* [SET PROBLEM]
In the listing, copy the stretch from the line containing "Itemize the components" through the line containing "to-hour: 時 (418, 464, 431, 479)", substituting "image-space" for "pixel-space" and keeping everything else unchanged. Return only those lines.

* [EXERCISE DATA]
────

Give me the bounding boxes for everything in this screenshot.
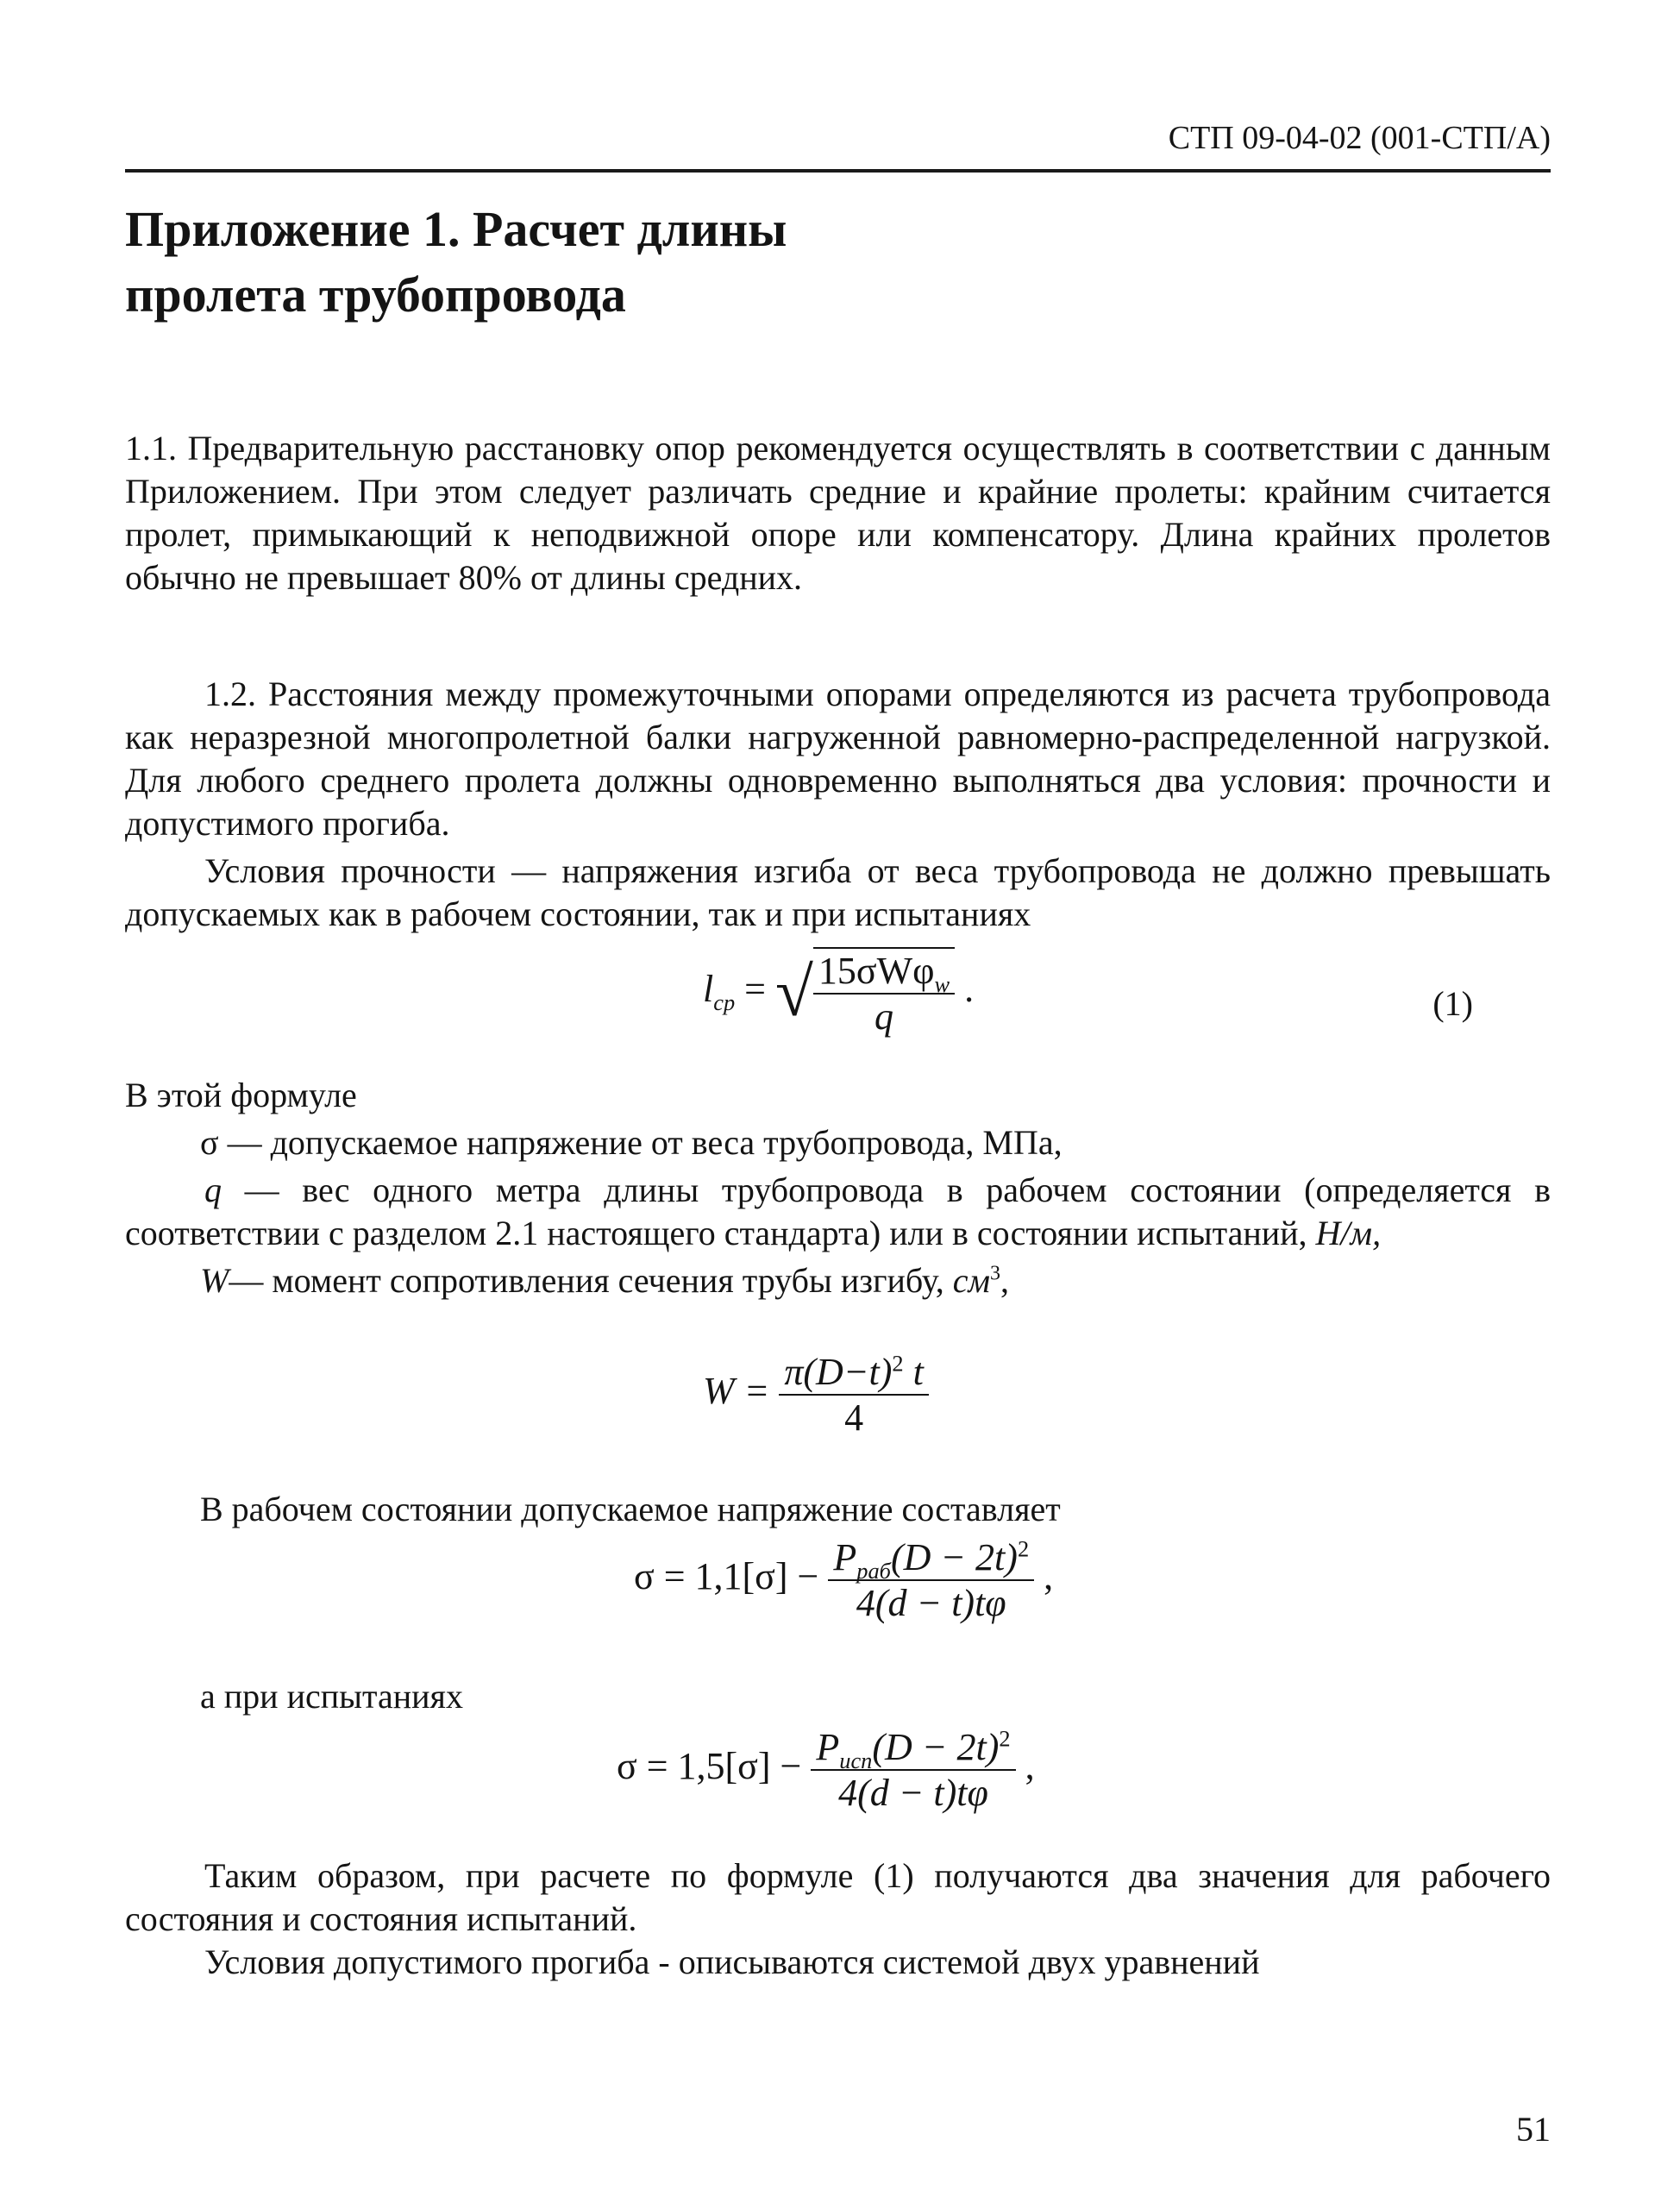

────

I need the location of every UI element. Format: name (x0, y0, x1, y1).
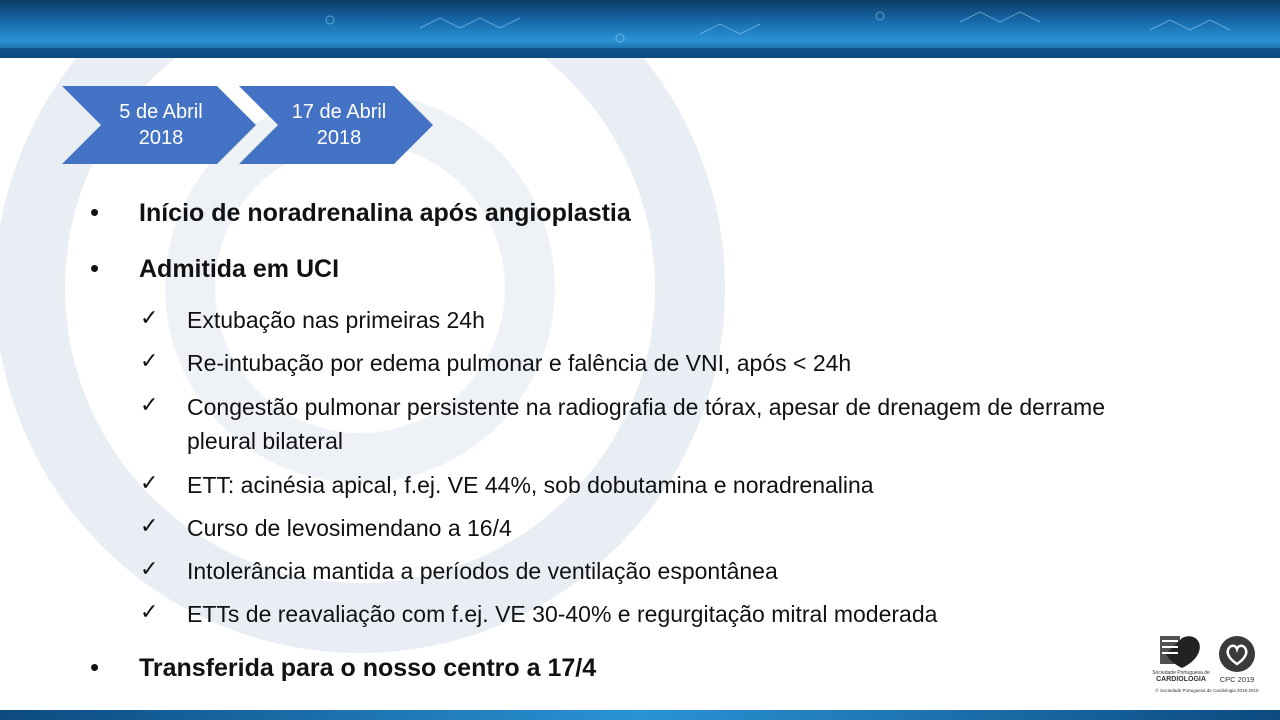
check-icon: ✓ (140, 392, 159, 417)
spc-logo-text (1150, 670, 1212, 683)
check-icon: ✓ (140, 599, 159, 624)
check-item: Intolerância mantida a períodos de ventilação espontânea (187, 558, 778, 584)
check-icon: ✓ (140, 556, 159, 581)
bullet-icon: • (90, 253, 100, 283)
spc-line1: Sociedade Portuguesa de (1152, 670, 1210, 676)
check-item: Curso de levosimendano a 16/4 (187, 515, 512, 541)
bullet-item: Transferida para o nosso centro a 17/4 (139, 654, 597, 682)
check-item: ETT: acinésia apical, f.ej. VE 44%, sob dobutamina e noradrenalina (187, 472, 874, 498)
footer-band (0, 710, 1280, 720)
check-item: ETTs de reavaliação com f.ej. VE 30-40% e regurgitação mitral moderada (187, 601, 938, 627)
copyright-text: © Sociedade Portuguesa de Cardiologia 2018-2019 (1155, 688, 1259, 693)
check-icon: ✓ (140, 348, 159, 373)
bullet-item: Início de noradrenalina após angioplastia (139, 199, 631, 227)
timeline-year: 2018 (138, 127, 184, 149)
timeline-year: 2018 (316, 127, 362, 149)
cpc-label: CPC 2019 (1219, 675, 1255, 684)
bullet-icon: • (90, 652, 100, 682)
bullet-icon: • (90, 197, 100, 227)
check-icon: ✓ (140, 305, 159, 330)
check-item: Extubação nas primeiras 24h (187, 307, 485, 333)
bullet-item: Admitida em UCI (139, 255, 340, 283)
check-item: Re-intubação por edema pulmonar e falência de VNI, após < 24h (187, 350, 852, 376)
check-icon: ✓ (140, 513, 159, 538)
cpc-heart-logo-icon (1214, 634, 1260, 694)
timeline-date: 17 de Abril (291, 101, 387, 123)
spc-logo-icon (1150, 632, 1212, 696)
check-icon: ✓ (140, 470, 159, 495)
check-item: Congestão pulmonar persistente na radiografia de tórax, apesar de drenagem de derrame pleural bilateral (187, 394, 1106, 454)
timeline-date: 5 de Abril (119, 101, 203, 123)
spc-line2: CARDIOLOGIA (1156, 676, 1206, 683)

────

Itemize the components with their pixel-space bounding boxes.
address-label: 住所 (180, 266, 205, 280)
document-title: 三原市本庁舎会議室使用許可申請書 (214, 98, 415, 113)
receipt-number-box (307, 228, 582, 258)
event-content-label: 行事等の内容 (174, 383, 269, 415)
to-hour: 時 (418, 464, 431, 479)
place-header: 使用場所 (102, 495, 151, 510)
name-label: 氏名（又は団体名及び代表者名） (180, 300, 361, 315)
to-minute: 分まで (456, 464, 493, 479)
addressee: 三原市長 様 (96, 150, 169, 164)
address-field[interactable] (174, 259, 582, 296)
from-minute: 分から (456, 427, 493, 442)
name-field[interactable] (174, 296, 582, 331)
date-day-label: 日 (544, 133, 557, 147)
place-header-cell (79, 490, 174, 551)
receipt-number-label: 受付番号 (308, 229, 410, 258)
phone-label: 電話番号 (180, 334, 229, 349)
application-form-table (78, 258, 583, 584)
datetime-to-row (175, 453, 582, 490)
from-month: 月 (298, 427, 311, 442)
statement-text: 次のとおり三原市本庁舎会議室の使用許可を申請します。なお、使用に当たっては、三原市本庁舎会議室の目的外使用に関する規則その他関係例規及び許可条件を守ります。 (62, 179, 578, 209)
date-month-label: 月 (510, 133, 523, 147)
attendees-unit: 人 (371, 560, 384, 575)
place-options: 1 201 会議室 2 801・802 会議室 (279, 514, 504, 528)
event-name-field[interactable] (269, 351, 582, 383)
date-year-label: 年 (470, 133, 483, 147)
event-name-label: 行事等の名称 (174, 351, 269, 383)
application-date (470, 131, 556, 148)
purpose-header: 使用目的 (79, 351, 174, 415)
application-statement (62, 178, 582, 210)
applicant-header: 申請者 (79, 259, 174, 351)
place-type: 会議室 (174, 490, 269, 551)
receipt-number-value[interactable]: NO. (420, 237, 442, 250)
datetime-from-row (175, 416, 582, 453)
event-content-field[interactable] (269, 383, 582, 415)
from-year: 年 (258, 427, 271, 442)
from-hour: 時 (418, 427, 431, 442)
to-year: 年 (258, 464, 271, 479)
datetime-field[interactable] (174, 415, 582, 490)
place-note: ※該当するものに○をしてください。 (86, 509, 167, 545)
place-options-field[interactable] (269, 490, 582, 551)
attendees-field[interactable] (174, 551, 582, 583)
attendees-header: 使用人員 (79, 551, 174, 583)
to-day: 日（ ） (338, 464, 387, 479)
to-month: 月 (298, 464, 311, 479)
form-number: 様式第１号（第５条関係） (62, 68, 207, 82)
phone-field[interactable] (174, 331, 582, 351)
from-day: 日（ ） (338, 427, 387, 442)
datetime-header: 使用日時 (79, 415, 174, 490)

────

* [RESULT OF THIS TASK]
Itemize the components with their image-space bounding boxes.
address-label: 住所 (180, 266, 205, 280)
document-title: 三原市本庁舎会議室使用許可申請書 (214, 98, 415, 113)
receipt-number-box (307, 228, 582, 258)
event-content-label: 行事等の内容 (174, 383, 269, 415)
to-hour: 時 (418, 464, 431, 479)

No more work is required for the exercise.